### Exercise
Gather each line in the entries that includes the string "label".

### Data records
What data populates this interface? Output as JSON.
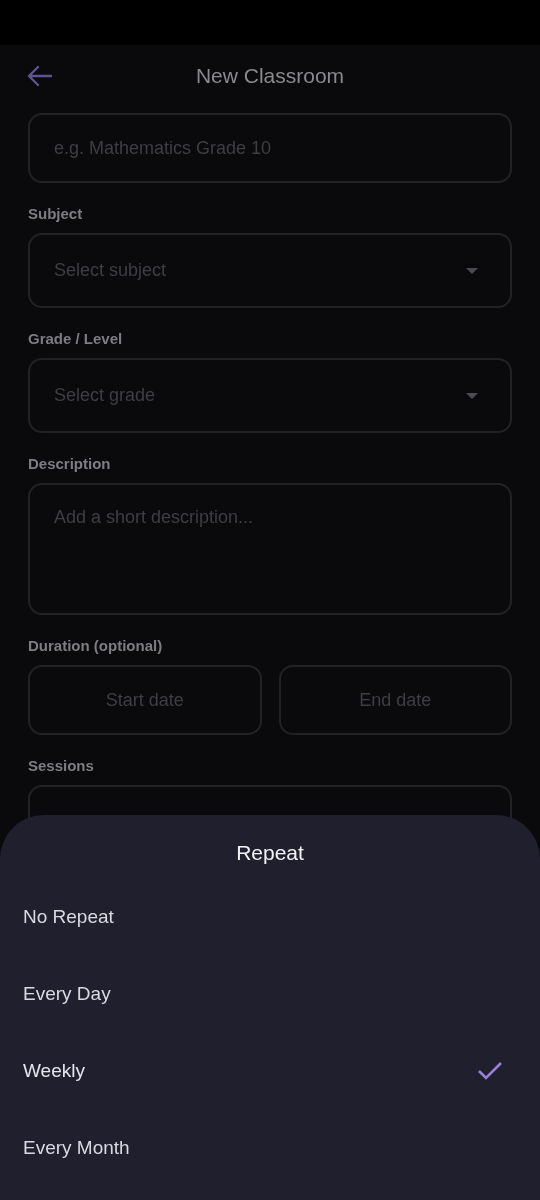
{
  "app_bar": {
    "title": "New Classroom"
  },
  "fields": [
    {
      "kind": "text",
      "placeholder": "e.g. Mathematics Grade 10"
    },
    {
      "kind": "dropdown",
      "label": "Subject",
      "placeholder": "Select subject"
    },
    {
      "kind": "dropdown",
      "label": "Grade / Level",
      "placeholder": "Select grade"
    },
    {
      "kind": "textarea",
      "label": "Description",
      "placeholder": "Add a short description..."
    },
    {
      "kind": "date_range",
      "label": "Duration (optional)",
      "placeholders": [
        "Start date",
        "End date"
      ]
    },
    {
      "kind": "hidden",
      "label": "Sessions"
    }
  ],
  "sheet": {
    "title": "Repeat",
    "options": [
      {
        "label": "No Repeat",
        "selected": false
      },
      {
        "label": "Every Day",
        "selected": false
      },
      {
        "label": "Weekly",
        "selected": true
      },
      {
        "label": "Every Month",
        "selected": false
      }
    ]
  }
}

### Answer to this exercise
      "label": "Subject",
      "label": "Grade / Level",
      "label": "Description",
      "label": "Duration (optional)",
      "label": "Sessions"
        "label": "No Repeat",
        "label": "Every Day",
        "label": "Weekly",
        "label": "Every Month",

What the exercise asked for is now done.